## [Problem to work on]
Every line below should be copied exactly; drop the pictures.

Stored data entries
·····
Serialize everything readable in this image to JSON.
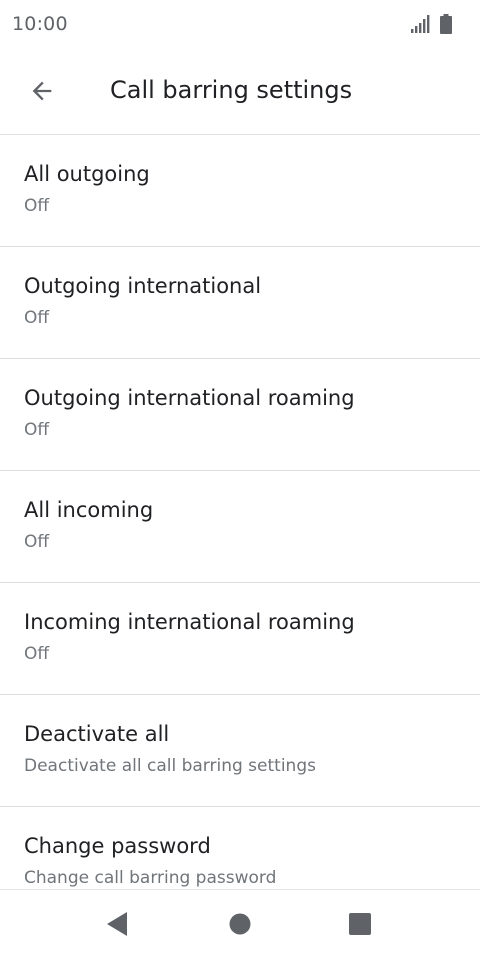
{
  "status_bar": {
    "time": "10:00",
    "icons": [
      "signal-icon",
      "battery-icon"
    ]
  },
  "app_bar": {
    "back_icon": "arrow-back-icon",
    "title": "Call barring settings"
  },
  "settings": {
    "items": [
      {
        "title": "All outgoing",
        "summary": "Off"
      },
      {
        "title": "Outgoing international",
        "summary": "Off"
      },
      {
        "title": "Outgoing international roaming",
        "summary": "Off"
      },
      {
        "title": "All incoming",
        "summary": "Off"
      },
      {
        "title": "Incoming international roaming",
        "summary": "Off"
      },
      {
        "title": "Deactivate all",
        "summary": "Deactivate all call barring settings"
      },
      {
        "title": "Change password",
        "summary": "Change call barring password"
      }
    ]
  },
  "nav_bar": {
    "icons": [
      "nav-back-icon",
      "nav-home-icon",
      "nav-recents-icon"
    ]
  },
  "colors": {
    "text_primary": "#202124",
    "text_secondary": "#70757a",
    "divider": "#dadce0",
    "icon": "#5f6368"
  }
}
·····
## [Output for this task]
Serialize everything readable in this image to JSON.
{
  "status_bar": {
    "time": "10:00",
    "icons": [
      "signal-icon",
      "battery-icon"
    ]
  },
  "app_bar": {
    "back_icon": "arrow-back-icon",
    "title": "Call barring settings"
  },
  "settings": {
    "items": [
      {
        "title": "All outgoing",
        "summary": "Off"
      },
      {
        "title": "Outgoing international",
        "summary": "Off"
      },
      {
        "title": "Outgoing international roaming",
        "summary": "Off"
      },
      {
        "title": "All incoming",
        "summary": "Off"
      },
      {
        "title": "Incoming international roaming",
        "summary": "Off"
      },
      {
        "title": "Deactivate all",
        "summary": "Deactivate all call barring settings"
      },
      {
        "title": "Change password",
        "summary": "Change call barring password"
      }
    ]
  },
  "nav_bar": {
    "icons": [
      "nav-back-icon",
      "nav-home-icon",
      "nav-recents-icon"
    ]
  },
  "colors": {
    "text_primary": "#202124",
    "text_secondary": "#70757a",
    "divider": "#dadce0",
    "icon": "#5f6368"
  }
}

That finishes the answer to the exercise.